Collected data entries:
===============
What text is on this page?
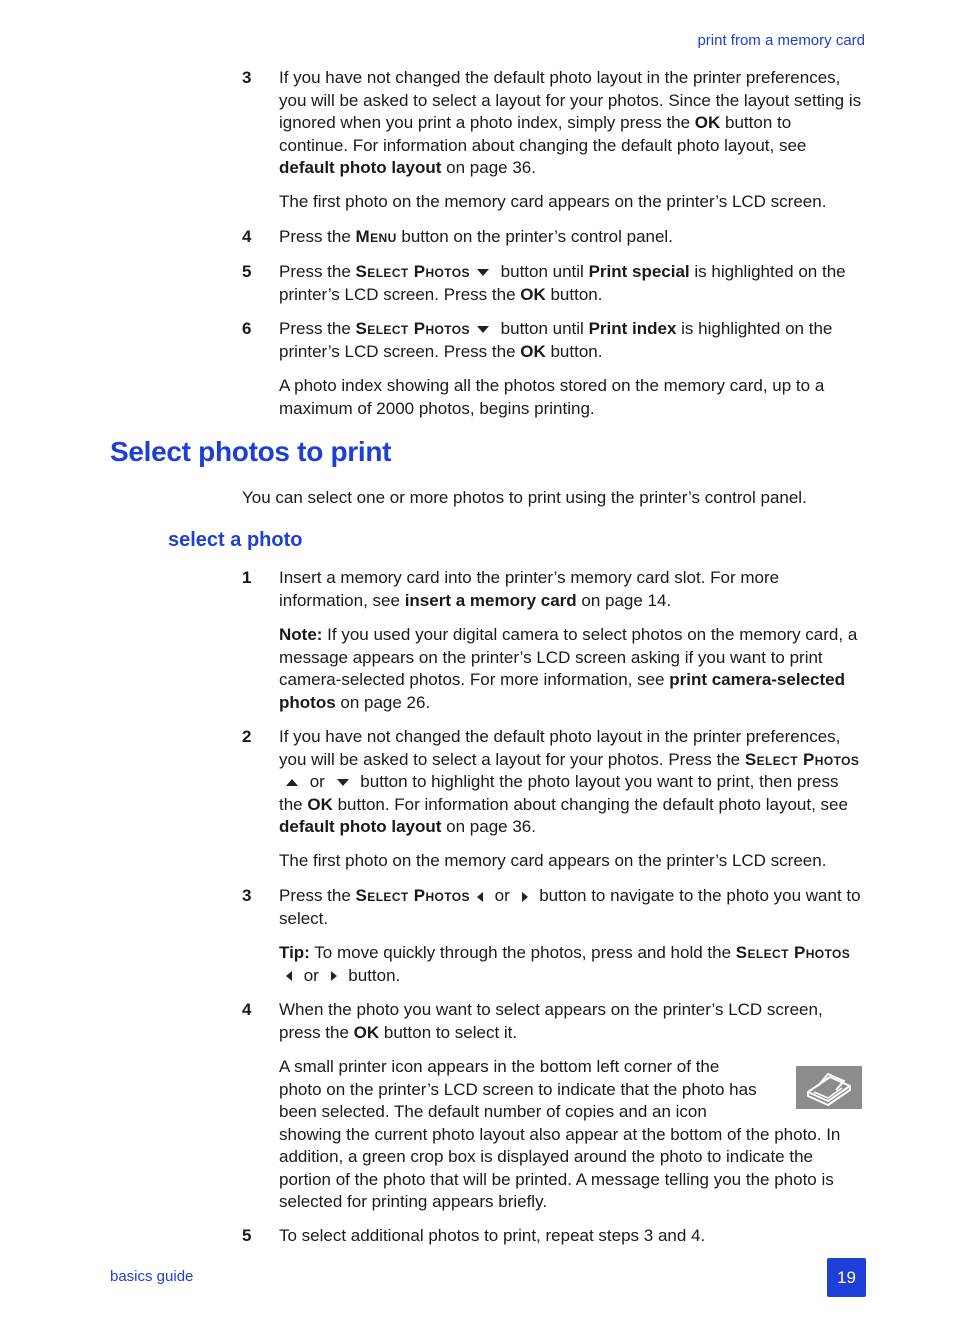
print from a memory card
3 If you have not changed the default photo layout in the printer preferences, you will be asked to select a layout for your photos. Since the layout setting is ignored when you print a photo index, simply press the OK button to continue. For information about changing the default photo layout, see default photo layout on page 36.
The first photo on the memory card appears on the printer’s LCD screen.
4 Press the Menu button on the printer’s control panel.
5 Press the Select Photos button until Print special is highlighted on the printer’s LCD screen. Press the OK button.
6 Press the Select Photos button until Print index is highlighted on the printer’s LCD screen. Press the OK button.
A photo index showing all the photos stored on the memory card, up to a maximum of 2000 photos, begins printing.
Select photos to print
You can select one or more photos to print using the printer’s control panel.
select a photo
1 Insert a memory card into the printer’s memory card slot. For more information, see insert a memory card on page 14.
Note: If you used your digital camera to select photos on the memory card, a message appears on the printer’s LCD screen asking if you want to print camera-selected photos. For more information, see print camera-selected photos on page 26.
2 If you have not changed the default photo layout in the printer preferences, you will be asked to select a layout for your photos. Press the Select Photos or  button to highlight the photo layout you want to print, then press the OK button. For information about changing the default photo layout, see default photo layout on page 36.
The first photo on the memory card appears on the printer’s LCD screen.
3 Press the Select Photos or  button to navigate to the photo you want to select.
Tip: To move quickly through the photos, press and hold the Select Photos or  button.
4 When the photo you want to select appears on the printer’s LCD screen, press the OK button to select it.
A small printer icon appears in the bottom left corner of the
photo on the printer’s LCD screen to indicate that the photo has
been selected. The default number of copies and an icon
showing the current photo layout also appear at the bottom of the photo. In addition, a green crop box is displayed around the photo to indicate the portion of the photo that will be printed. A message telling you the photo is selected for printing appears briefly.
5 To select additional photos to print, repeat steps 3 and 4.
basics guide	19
===============
In the records above, find each line holding "control" and copy it.

**Written solution:**
4 Press the Menu button on the printer’s control panel.
You can select one or more photos to print using the printer’s control panel.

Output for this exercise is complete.